» AIM:
Retype the tail of the data exactly, starting at the line containing "Reverse-engineer this chart into JSON." and stopping at the last line.

* Start DATA PROVIDED *

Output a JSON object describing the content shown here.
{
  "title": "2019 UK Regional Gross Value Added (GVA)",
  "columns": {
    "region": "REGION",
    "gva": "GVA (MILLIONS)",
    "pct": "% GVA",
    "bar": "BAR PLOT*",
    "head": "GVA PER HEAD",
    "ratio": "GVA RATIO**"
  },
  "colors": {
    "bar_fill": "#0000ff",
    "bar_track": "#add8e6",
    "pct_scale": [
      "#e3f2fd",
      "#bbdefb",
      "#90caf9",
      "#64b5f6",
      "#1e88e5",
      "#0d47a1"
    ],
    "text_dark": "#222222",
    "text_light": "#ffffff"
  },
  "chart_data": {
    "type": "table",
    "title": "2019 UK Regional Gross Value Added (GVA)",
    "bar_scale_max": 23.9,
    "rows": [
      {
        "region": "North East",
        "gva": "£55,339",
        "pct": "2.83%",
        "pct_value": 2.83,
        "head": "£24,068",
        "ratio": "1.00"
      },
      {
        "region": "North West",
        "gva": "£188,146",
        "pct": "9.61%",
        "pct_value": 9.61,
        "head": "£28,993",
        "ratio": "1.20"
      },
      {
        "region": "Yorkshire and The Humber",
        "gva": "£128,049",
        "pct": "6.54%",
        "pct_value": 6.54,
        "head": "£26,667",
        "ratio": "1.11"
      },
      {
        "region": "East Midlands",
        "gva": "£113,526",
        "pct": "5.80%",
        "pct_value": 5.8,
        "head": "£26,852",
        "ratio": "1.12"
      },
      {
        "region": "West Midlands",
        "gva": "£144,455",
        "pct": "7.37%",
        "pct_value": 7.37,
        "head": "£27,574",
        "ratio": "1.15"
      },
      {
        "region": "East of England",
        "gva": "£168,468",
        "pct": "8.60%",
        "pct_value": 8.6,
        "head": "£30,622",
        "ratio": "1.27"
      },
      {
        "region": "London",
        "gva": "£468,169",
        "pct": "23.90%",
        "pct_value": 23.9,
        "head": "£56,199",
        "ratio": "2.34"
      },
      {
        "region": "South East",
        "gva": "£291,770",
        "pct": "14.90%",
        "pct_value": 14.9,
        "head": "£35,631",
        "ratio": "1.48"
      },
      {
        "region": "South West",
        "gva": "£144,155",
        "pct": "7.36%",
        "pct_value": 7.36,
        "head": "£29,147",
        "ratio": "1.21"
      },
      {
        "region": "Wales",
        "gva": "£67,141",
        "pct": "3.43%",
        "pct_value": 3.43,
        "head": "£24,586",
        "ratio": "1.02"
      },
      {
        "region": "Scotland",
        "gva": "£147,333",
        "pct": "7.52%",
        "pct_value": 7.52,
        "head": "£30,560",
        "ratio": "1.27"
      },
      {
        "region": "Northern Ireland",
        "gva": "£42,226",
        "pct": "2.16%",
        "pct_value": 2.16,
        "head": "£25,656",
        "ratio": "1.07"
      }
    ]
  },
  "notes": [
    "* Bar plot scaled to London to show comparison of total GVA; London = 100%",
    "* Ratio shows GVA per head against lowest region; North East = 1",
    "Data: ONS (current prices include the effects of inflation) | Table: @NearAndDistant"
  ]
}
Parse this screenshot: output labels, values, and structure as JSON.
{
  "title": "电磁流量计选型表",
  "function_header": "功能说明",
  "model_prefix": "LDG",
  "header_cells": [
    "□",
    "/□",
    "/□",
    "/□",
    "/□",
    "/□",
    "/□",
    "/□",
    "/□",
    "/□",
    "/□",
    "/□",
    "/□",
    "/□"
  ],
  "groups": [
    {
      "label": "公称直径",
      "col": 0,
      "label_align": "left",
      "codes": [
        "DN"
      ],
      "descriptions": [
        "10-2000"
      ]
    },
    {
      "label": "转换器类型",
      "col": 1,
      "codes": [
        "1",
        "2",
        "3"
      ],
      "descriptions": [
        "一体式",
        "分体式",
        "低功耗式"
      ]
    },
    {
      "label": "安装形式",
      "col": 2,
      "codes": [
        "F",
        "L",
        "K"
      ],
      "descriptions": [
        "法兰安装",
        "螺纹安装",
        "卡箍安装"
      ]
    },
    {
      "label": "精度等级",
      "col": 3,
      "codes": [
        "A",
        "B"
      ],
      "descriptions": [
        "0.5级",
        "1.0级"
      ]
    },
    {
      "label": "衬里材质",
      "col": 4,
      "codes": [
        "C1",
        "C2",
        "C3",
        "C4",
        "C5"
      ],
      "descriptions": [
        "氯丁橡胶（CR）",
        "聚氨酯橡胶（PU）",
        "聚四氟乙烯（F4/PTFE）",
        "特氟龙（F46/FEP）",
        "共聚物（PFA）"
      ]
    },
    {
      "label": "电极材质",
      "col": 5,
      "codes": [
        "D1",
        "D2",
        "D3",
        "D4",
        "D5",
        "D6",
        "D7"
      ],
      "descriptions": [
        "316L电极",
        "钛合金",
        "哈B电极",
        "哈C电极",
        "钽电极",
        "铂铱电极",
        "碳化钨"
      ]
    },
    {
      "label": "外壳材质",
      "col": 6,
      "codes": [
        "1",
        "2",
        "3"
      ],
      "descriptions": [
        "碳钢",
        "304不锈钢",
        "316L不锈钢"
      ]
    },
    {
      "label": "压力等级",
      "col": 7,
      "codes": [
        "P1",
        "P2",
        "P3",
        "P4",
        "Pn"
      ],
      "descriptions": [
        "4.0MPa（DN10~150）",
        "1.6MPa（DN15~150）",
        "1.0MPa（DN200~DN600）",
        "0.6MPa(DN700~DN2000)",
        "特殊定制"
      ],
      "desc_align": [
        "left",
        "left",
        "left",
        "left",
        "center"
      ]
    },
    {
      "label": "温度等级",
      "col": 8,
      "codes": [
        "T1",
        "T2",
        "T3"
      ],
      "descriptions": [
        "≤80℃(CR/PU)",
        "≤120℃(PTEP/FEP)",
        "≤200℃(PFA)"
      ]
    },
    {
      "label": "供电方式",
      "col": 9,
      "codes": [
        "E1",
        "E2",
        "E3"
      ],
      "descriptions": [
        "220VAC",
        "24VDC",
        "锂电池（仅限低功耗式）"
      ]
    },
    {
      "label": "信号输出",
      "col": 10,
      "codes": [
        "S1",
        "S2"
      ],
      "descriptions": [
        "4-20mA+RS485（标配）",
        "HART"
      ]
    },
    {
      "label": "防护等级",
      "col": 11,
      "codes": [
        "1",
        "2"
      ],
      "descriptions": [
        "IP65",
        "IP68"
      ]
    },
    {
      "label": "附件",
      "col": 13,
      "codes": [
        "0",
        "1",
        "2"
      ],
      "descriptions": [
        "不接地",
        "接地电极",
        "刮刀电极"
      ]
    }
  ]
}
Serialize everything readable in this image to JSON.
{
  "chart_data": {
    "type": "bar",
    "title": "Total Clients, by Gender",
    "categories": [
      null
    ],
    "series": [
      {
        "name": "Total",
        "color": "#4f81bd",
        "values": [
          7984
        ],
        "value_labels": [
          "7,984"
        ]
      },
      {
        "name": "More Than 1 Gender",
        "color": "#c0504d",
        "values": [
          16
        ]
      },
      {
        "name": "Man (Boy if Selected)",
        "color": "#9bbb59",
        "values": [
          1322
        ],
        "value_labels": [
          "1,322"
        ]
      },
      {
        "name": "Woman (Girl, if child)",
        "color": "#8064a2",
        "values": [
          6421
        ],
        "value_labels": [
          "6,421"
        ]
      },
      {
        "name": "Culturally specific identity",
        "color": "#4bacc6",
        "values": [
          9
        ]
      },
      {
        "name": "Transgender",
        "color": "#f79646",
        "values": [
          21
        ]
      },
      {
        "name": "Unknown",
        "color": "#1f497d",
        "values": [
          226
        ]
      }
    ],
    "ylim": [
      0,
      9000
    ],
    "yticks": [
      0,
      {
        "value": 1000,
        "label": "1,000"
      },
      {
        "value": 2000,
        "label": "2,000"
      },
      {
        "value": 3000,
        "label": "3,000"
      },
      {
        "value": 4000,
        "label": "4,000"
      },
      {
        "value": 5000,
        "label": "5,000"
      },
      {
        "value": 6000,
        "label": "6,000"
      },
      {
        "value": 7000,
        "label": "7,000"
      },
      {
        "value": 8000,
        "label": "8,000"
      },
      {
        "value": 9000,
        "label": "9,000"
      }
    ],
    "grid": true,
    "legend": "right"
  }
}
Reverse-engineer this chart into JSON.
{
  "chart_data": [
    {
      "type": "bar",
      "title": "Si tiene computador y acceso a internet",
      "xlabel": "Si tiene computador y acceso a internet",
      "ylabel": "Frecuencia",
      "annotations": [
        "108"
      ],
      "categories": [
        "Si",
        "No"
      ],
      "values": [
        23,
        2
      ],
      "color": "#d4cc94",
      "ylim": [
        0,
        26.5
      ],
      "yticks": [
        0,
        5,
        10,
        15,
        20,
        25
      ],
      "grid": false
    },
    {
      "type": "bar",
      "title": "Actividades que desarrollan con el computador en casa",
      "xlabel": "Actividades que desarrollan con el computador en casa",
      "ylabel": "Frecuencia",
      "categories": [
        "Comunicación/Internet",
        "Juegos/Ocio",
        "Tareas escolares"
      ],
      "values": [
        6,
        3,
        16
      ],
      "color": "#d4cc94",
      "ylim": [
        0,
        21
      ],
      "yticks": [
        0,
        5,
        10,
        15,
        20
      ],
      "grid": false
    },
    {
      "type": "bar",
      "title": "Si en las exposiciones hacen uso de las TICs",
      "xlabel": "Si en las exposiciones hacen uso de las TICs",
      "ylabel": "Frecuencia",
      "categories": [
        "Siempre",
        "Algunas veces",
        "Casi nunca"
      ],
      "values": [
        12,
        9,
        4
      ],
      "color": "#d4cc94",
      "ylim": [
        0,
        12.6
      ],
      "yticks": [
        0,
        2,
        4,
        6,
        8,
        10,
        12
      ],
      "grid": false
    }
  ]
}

* End DATA PROVIDED *

» WORKED SOLUTION:
Reverse-engineer this chart into JSON.
{
  "chart_data": [
    {
      "type": "bar",
      "title": "Si tiene computador y acceso a internet",
      "xlabel": "Si tiene computador y acceso a internet",
      "ylabel": "Frecuencia",
      "annotations": [
        "108"
      ],
      "categories": [
        "Si",
        "No"
      ],
      "values": [
        23,
        2
      ],
      "color": "#d4cc94",
      "ylim": [
        0,
        26.5
      ],
      "yticks": [
        0,
        5,
        10,
        15,
        20,
        25
      ],
      "grid": false
    },
    {
      "type": "bar",
      "title": "Actividades que desarrollan con el computador en casa",
      "xlabel": "Actividades que desarrollan con el computador en casa",
      "ylabel": "Frecuencia",
      "categories": [
        "Comunicación/Internet",
        "Juegos/Ocio",
        "Tareas escolares"
      ],
      "values": [
        6,
        3,
        16
      ],
      "color": "#d4cc94",
      "ylim": [
        0,
        21
      ],
      "yticks": [
        0,
        5,
        10,
        15,
        20
      ],
      "grid": false
    },
    {
      "type": "bar",
      "title": "Si en las exposiciones hacen uso de las TICs",
      "xlabel": "Si en las exposiciones hacen uso de las TICs",
      "ylabel": "Frecuencia",
      "categories": [
        "Siempre",
        "Algunas veces",
        "Casi nunca"
      ],
      "values": [
        12,
        9,
        4
      ],
      "color": "#d4cc94",
      "ylim": [
        0,
        12.6
      ],
      "yticks": [
        0,
        2,
        4,
        6,
        8,
        10,
        12
      ],
      "grid": false
    }
  ]
}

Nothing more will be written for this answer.